Reproduce the data verbatim, beginning with its first line and stopping after the line that contains "dot-icon: ● (500, 126, 528, 152)".

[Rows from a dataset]
***

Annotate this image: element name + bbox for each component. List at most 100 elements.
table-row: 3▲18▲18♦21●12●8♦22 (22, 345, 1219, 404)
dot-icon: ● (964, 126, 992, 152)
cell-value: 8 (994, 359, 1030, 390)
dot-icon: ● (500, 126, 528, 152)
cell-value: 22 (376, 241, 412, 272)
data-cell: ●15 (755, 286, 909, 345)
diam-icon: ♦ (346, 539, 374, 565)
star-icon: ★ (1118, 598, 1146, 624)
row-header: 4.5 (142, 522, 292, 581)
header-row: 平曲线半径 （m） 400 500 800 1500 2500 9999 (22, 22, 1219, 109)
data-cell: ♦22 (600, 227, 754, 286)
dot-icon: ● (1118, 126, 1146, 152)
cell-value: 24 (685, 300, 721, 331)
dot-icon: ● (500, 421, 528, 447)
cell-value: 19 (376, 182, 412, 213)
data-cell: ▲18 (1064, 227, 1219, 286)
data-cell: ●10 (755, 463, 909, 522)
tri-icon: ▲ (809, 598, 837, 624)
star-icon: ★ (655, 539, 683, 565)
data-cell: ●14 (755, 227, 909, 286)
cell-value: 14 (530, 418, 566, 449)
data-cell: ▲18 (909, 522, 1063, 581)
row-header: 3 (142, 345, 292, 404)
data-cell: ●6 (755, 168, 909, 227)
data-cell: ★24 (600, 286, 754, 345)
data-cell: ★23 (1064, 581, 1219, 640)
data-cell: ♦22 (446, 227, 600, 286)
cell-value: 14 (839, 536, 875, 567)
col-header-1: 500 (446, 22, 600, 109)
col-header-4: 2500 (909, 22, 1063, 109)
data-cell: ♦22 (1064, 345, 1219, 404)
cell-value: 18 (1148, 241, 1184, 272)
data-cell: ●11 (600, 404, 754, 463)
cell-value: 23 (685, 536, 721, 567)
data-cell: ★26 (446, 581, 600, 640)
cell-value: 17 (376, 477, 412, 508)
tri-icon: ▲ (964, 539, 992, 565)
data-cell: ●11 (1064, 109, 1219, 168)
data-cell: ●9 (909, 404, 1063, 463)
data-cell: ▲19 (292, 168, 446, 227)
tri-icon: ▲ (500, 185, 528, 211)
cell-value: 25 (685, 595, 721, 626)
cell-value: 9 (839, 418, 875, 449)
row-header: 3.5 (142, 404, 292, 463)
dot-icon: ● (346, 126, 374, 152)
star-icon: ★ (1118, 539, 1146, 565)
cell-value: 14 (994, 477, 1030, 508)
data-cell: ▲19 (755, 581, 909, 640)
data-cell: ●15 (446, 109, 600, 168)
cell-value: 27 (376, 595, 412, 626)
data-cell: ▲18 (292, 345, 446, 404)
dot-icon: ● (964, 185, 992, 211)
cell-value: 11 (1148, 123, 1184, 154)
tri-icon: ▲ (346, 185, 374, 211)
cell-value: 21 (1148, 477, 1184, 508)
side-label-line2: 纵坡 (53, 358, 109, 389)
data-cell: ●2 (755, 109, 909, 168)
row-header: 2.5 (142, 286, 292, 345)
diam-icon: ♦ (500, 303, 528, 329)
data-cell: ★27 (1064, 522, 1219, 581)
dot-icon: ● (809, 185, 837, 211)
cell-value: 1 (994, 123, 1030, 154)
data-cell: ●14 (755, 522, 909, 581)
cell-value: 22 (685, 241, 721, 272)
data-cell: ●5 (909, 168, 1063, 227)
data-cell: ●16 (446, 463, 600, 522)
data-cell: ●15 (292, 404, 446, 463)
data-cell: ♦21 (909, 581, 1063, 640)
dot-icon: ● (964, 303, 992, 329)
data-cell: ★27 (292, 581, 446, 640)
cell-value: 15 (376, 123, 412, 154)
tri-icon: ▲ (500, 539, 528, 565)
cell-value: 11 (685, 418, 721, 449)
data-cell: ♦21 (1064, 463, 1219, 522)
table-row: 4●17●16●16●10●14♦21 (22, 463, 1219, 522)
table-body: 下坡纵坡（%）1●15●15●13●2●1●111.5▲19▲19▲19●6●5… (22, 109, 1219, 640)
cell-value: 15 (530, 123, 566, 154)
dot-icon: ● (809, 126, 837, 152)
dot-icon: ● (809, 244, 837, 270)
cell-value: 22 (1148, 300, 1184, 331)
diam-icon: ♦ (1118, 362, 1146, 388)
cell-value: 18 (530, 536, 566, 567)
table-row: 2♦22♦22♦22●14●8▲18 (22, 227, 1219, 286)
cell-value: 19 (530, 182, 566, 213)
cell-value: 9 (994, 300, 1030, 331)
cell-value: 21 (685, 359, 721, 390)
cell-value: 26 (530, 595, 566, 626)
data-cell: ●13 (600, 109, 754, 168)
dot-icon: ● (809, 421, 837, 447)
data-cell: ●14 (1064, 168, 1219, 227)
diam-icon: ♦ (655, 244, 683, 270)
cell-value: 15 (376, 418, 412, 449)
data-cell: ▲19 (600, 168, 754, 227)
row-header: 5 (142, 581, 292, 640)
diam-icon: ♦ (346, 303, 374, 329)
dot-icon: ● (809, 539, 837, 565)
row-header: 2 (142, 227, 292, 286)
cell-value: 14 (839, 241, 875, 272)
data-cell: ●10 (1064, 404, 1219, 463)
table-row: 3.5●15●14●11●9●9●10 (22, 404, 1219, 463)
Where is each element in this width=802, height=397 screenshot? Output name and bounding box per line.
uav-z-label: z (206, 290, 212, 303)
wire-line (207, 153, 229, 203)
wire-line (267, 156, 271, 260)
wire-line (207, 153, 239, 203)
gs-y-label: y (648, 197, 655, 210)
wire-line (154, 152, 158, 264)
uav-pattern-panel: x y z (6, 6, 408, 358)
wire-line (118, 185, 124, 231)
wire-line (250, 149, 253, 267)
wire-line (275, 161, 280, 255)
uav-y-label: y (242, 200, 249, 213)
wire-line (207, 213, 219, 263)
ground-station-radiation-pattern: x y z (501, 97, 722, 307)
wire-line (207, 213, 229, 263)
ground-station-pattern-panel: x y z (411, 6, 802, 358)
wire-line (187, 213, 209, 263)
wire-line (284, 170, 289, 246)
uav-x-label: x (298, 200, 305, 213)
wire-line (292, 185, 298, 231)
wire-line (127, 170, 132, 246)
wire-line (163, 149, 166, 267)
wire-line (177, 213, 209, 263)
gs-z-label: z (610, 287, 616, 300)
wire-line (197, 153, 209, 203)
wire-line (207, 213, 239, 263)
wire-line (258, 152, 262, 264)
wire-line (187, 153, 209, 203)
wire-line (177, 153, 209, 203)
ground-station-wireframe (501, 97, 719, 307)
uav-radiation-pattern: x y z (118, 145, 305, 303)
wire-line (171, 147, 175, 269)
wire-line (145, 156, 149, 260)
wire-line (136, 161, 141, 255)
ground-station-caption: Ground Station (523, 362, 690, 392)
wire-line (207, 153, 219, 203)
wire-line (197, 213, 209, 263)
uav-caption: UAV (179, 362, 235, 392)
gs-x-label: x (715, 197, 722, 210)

***

§ Solution:
Annotate this image: element name + bbox for each component. List at most 100 elements.
table-row: 3▲18▲18♦21●12●8♦22 (22, 345, 1219, 404)
dot-icon: ● (964, 126, 992, 152)
cell-value: 8 (994, 359, 1030, 390)
dot-icon: ● (500, 126, 528, 152)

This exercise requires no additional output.